- **Input rows**:
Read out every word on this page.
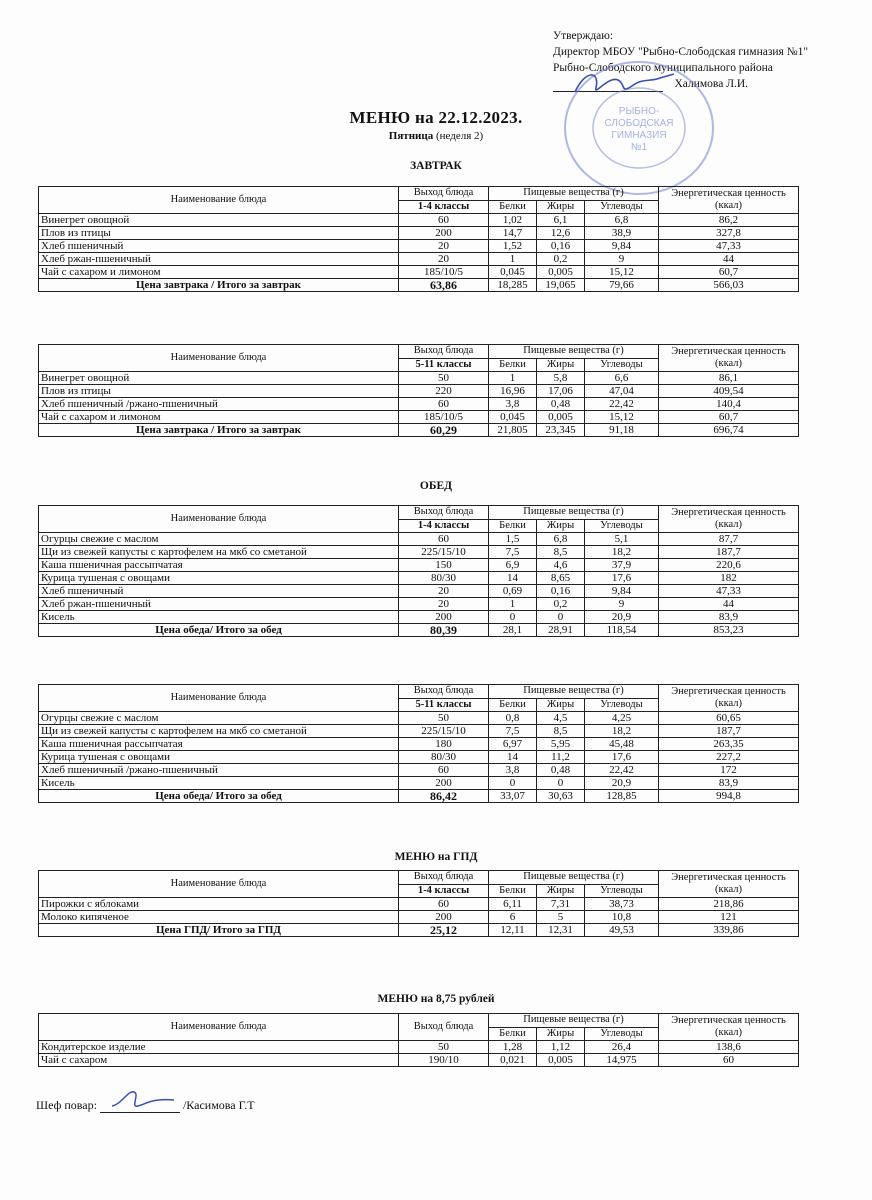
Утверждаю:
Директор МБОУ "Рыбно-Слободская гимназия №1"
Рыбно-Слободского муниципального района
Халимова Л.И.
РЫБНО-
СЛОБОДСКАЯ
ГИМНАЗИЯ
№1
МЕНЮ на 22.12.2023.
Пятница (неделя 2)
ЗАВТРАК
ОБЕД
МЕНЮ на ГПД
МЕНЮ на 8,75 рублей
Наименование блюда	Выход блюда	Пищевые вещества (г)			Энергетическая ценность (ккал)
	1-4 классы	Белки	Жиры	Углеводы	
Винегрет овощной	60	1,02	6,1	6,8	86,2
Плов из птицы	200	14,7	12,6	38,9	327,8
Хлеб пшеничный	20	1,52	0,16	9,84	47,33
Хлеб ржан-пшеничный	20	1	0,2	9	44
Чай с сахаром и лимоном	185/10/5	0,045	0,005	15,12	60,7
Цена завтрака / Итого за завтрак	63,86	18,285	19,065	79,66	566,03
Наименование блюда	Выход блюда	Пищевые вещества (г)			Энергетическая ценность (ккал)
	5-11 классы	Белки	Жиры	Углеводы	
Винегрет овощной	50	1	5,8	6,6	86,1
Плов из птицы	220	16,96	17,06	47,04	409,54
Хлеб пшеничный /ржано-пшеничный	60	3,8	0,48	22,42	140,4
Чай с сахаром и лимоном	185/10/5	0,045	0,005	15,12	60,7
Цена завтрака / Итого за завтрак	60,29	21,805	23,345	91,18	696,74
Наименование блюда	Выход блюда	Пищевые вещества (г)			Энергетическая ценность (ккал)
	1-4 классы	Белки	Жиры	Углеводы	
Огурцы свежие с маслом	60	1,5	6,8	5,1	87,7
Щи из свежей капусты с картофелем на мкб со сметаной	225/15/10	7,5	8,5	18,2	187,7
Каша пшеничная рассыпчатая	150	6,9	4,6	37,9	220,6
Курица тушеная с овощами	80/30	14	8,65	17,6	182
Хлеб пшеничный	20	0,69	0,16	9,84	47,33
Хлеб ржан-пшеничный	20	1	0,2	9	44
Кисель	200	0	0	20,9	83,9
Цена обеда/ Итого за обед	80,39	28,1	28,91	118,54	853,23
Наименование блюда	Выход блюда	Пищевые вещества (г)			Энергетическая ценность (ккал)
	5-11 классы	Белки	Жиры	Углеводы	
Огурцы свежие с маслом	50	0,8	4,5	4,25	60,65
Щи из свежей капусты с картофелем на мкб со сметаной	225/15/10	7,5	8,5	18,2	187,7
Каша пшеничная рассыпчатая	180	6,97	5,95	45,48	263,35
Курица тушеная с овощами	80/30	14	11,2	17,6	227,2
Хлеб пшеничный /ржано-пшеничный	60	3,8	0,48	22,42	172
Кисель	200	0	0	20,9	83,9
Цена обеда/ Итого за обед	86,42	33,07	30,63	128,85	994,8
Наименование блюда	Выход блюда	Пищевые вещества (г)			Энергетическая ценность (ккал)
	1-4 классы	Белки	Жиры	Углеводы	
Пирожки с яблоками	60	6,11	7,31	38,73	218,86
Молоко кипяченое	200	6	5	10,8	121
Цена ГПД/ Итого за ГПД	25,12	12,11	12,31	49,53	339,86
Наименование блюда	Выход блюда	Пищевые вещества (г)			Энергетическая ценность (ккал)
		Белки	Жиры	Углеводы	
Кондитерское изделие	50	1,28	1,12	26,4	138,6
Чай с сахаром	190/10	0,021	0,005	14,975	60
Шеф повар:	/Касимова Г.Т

--

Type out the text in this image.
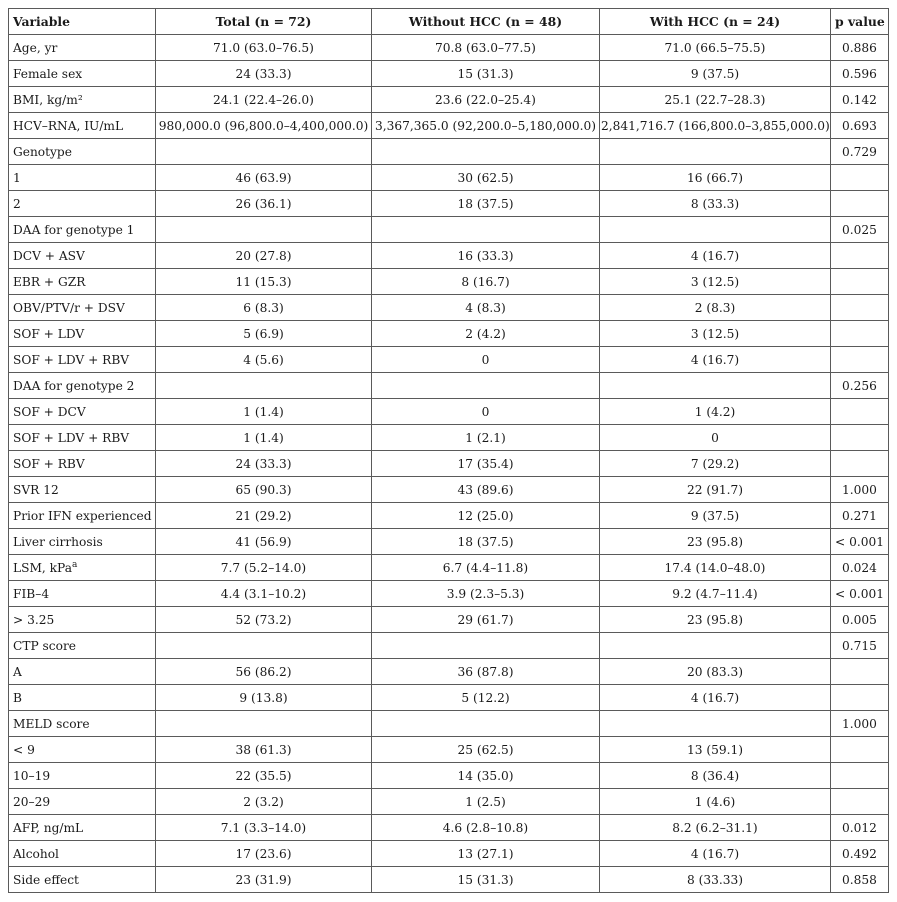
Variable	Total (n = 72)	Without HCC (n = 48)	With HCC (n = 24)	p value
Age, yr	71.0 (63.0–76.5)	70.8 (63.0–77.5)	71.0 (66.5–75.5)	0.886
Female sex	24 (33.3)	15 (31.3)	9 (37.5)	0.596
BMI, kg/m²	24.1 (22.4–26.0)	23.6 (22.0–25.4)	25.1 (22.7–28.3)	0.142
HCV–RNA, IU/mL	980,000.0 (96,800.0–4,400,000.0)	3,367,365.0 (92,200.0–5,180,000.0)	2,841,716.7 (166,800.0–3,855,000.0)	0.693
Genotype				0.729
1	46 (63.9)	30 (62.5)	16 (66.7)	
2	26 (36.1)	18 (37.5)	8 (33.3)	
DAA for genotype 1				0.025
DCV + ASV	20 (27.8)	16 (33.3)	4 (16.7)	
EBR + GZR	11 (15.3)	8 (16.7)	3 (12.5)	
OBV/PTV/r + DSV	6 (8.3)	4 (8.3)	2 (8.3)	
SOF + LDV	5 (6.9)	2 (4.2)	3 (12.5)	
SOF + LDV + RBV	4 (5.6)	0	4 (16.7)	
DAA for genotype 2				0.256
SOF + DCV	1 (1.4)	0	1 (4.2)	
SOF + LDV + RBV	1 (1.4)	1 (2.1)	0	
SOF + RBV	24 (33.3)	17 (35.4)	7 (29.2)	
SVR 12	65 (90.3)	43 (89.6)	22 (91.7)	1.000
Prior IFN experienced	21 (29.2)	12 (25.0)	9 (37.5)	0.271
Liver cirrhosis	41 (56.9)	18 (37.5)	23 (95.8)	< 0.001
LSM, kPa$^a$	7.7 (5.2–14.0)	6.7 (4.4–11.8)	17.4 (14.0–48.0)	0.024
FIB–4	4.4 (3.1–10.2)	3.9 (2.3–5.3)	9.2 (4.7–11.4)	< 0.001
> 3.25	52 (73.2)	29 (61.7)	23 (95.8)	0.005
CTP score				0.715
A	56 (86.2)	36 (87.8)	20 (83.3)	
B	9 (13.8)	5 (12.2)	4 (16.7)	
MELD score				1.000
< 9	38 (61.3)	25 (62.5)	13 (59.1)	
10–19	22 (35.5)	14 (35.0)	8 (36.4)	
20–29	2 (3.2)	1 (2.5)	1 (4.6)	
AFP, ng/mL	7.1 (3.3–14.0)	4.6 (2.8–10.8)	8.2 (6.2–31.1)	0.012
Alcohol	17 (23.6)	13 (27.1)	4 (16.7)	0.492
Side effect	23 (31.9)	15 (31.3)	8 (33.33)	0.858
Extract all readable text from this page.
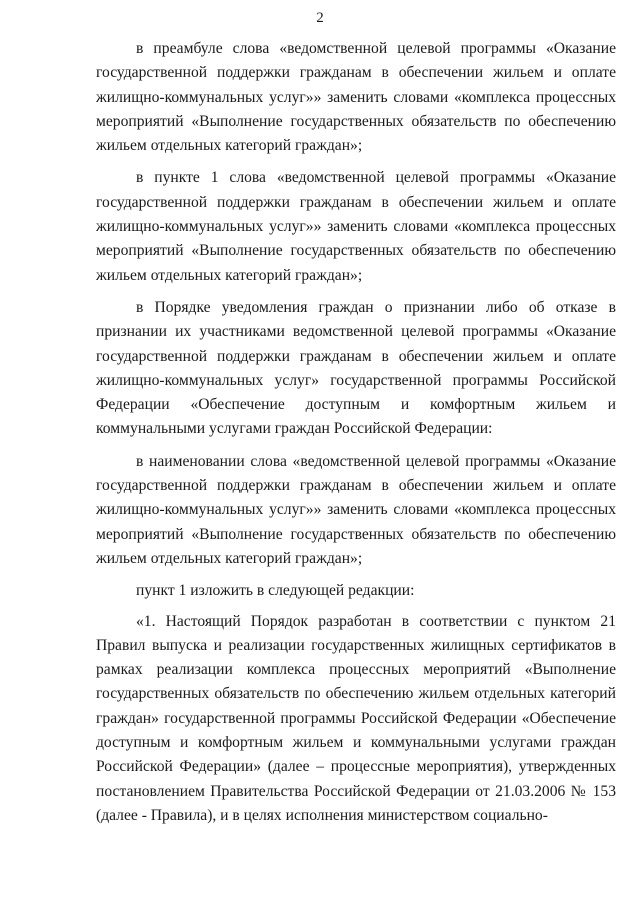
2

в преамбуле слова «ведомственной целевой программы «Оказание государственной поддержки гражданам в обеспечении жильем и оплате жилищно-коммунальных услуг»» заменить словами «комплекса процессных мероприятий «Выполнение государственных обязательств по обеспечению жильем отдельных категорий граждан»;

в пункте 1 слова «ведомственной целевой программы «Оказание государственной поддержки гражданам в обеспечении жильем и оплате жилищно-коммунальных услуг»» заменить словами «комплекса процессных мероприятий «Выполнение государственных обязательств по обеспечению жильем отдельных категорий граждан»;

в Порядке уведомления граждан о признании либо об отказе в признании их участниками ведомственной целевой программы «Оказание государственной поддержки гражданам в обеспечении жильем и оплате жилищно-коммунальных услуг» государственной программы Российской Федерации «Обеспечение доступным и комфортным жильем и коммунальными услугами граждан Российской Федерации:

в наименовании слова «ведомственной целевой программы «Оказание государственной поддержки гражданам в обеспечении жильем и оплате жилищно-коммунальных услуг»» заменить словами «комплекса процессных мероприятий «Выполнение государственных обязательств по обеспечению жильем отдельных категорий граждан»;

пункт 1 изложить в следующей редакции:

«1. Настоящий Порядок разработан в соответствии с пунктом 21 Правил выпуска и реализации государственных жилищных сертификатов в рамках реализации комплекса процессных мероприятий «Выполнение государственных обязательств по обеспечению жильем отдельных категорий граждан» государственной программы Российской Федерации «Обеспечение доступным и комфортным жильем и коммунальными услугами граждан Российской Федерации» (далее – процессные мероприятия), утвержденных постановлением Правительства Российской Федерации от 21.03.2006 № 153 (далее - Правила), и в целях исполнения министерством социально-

- **Given exercise**:
Identify the lines above with the word "пшеничная". Copy them.

- **Task solution**:
Каша пшеничная рассыпчатая	150	6,9	4,6	37,9	220,6
Каша пшеничная рассыпчатая	180	6,97	5,95	45,48	263,35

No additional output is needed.